### SET TASK
Exactly repeat the material, dropping every picture from the copy.

### INFORMATION PROVIDED
:::
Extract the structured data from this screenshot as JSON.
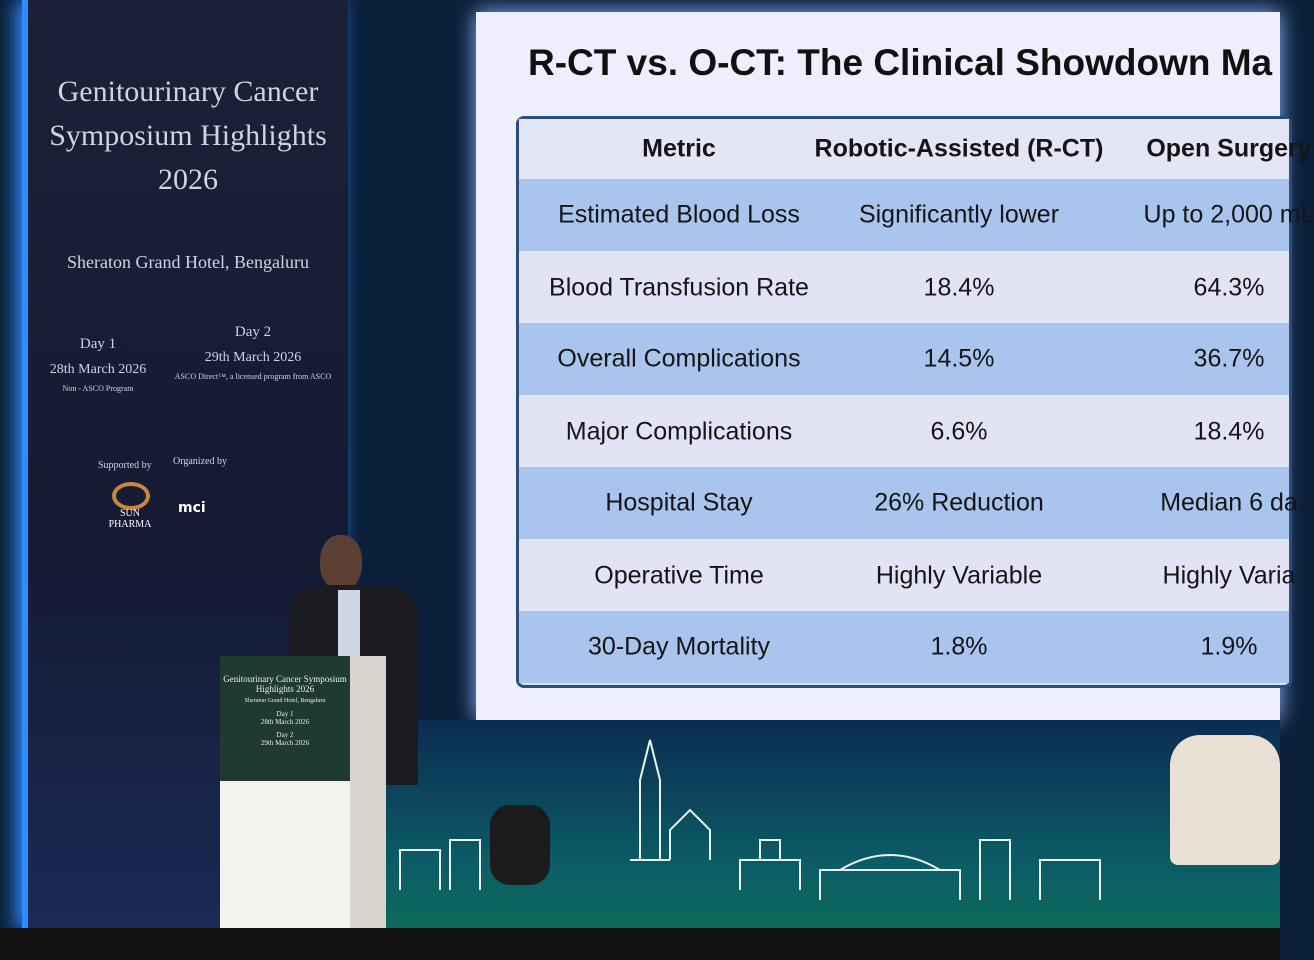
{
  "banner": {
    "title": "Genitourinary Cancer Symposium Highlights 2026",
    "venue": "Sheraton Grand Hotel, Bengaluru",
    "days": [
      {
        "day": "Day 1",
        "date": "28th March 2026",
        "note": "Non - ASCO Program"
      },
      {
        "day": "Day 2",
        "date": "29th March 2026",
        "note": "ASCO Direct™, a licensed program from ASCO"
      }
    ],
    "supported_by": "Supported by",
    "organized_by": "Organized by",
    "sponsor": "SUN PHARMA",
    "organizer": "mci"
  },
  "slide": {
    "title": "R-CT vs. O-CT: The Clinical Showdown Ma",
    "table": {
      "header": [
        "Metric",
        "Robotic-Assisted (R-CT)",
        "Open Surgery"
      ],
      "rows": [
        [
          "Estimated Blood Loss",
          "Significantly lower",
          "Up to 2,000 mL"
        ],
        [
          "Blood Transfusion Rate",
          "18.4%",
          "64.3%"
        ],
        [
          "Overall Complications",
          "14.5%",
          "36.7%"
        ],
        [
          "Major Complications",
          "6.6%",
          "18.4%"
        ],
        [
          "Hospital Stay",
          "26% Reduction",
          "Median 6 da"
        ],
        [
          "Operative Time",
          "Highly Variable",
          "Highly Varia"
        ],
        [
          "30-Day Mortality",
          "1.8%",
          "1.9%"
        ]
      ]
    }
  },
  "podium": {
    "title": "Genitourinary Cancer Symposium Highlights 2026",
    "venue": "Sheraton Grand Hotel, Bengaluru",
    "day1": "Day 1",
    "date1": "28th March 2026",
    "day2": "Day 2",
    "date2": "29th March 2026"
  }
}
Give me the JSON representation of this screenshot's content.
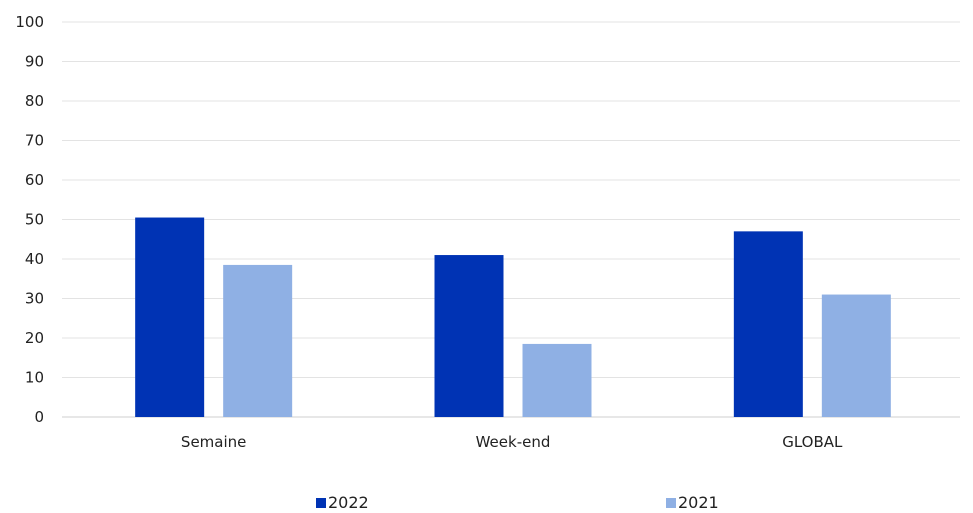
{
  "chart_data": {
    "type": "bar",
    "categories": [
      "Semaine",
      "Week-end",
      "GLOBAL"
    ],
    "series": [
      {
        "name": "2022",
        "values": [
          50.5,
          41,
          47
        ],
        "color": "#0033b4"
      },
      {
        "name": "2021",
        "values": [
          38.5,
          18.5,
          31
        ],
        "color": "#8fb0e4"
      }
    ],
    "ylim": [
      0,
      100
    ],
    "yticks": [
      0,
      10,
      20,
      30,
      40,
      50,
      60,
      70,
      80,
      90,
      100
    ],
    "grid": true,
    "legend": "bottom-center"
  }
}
:::
### EXERCISE SOLUTION
Extract the structured data from this screenshot as JSON.
{
  "banner": {
    "title": "Genitourinary Cancer Symposium Highlights 2026",
    "venue": "Sheraton Grand Hotel, Bengaluru",
    "days": [
      {
        "day": "Day 1",
        "date": "28th March 2026",
        "note": "Non - ASCO Program"
      },
      {
        "day": "Day 2",
        "date": "29th March 2026",
        "note": "ASCO Direct™, a licensed program from ASCO"
      }
    ],
    "supported_by": "Supported by",
    "organized_by": "Organized by",
    "sponsor": "SUN PHARMA",
    "organizer": "mci"
  },
  "slide": {
    "title": "R-CT vs. O-CT: The Clinical Showdown Ma",
    "table": {
      "header": [
        "Metric",
        "Robotic-Assisted (R-CT)",
        "Open Surgery"
      ],
      "rows": [
        [
          "Estimated Blood Loss",
          "Significantly lower",
          "Up to 2,000 mL"
        ],
        [
          "Blood Transfusion Rate",
          "18.4%",
          "64.3%"
        ],
        [
          "Overall Complications",
          "14.5%",
          "36.7%"
        ],
        [
          "Major Complications",
          "6.6%",
          "18.4%"
        ],
        [
          "Hospital Stay",
          "26% Reduction",
          "Median 6 da"
        ],
        [
          "Operative Time",
          "Highly Variable",
          "Highly Varia"
        ],
        [
          "30-Day Mortality",
          "1.8%",
          "1.9%"
        ]
      ]
    }
  },
  "podium": {
    "title": "Genitourinary Cancer Symposium Highlights 2026",
    "venue": "Sheraton Grand Hotel, Bengaluru",
    "day1": "Day 1",
    "date1": "28th March 2026",
    "day2": "Day 2",
    "date2": "29th March 2026"
  }
}
Give me the JSON representation of this screenshot's content.
{
  "chart_data": {
    "type": "bar",
    "categories": [
      "Semaine",
      "Week-end",
      "GLOBAL"
    ],
    "series": [
      {
        "name": "2022",
        "values": [
          50.5,
          41,
          47
        ],
        "color": "#0033b4"
      },
      {
        "name": "2021",
        "values": [
          38.5,
          18.5,
          31
        ],
        "color": "#8fb0e4"
      }
    ],
    "ylim": [
      0,
      100
    ],
    "yticks": [
      0,
      10,
      20,
      30,
      40,
      50,
      60,
      70,
      80,
      90,
      100
    ],
    "grid": true,
    "legend": "bottom-center"
  }
}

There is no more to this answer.